(Selected passage):
------------------------

0
votes

It would be nice if InstallShield provided a 64bit version of their automation interface, but until then.... try this. Add a surrogate registry key for the InstallShield automation object by adding these keys. This CLSID is for IswiAuto23. If you have a different version of the InstallShield automation object installed, then search the registry for the matching InstallShield clsid and update registry accordingly.

[HKEY_CLASSES_ROOT\WOW6432Node\CLSID\{3C44313C-4B47-4C59-BA06-1398FABFCDAD}]

"AppID"="{3C44313C-4B47-4C59-BA06-1398FABFCDAD}"

[HKEY_CLASSES_ROOT\WOW6432Node\AppID\{3C44313C-4B47-4C59-BA06-1398FABFCDAD}]

"DllSurrogate"=""
2
Hi Mike, welcome to stackoverflow. If you add your own answer, you need to make it separate from the question you are "asking". So add an answer below. I am not 100% sure what the above achieves though. Please elaborate the problem scenario and tell us how this helps? - Stein Åsmul

2 Answers

0
votes

The build systems I use allow me to specify the version and bitness of msbuild to use. I see no strategic advantage of running the installshield compiler or automation interface as a 64bit process. 2GB of memory is plenty, no?

0
votes

In my case I had to access an InstallShield project using Ruby64bit(win32ole). I was unable to create the IswiAuto23 object, until I added this surrogate. This allowed the creation of a separate 32bit process that can create the InstallShield object and also be accessed from the 64bit calling application(process). For a detailed explanation see here https://blog.mattmags.com/2007/06/30/accessing-32-bit-dlls-from-64-bit-code/

If anyone has another/better idea for using the InstallShield object from Ruby64, please let me know.

------------------------

(Data under study):

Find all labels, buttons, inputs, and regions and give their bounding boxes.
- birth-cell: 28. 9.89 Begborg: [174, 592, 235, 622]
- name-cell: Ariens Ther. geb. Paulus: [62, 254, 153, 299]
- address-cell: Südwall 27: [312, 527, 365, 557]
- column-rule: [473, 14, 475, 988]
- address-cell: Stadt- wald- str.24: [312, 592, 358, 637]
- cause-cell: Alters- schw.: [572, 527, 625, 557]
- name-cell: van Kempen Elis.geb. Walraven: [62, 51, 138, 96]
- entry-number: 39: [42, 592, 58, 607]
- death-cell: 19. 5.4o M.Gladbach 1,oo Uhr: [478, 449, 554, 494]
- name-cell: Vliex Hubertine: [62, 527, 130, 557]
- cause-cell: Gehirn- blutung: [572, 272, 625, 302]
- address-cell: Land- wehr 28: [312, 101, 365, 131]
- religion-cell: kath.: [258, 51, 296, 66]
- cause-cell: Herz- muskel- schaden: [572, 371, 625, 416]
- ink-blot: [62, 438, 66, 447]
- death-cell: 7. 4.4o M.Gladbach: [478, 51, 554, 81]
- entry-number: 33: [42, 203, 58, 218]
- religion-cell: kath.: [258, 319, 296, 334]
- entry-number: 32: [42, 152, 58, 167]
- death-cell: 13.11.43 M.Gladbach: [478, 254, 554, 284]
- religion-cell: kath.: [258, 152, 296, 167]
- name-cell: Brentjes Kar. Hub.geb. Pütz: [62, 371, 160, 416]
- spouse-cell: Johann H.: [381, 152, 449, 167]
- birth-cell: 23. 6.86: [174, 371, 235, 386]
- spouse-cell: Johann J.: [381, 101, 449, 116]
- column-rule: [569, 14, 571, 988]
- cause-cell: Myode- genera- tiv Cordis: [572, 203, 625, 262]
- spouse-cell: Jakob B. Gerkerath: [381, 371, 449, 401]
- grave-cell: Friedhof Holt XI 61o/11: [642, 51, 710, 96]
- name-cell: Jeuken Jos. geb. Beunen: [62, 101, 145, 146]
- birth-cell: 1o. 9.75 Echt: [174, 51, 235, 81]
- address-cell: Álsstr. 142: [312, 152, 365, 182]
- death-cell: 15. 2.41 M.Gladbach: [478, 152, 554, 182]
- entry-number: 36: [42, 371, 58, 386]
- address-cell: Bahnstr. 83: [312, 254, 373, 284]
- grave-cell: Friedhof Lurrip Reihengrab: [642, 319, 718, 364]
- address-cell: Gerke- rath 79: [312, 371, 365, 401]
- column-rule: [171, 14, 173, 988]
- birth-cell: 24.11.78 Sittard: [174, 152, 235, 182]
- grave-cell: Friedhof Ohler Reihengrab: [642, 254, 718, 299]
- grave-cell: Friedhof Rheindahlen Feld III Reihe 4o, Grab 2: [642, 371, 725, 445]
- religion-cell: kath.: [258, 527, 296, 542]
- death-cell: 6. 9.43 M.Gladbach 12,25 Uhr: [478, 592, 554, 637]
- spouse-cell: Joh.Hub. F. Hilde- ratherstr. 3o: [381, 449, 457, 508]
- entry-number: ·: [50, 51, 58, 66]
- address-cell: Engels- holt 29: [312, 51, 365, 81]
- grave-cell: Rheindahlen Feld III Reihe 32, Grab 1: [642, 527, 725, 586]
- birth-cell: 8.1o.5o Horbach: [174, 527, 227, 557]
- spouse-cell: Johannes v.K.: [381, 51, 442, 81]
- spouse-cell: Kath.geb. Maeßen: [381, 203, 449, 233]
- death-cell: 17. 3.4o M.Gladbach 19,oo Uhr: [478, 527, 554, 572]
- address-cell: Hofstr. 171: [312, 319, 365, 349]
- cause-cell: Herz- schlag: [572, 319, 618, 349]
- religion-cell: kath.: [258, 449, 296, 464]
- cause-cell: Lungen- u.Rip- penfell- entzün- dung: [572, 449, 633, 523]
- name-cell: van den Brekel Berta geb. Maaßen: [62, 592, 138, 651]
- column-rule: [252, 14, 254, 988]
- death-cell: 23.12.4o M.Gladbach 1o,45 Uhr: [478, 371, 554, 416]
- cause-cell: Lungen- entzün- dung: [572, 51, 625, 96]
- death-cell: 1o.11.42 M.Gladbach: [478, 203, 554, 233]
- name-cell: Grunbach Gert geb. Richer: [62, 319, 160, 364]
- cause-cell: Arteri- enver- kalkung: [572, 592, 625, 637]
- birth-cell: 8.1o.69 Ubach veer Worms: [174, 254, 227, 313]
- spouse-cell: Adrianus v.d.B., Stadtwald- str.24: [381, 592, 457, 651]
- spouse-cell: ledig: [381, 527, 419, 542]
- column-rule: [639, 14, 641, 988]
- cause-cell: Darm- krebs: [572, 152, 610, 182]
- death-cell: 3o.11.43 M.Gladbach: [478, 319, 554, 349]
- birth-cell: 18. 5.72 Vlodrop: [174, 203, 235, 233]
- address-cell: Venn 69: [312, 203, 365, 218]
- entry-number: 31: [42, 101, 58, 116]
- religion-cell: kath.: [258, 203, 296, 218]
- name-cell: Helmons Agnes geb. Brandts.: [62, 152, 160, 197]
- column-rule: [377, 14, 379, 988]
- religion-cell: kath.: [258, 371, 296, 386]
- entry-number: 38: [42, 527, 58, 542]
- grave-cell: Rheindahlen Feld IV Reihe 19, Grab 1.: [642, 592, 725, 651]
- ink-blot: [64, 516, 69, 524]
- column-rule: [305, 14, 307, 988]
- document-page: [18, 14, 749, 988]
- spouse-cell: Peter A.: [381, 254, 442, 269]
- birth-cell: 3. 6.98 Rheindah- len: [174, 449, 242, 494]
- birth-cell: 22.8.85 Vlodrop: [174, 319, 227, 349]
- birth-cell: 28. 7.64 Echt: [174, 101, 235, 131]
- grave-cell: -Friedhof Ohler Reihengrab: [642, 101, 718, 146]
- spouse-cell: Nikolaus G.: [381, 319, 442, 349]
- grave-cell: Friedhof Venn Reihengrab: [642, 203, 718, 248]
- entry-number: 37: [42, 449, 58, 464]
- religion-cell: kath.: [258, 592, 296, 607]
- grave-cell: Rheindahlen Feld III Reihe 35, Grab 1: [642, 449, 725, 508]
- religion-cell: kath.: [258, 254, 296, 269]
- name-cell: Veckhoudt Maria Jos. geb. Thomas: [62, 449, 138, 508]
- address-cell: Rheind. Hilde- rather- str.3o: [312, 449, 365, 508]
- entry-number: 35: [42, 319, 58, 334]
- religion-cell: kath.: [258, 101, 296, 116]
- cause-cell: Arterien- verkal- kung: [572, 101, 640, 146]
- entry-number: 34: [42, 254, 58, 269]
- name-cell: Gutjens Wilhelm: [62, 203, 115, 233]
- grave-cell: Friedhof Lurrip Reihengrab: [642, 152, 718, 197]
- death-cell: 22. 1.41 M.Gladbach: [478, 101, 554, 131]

------------------------

(To do): According to the InstallShield discussion, which version of the InstallShield automation object does the CLSID in the registry keys belong to?

(Result): IswiAuto23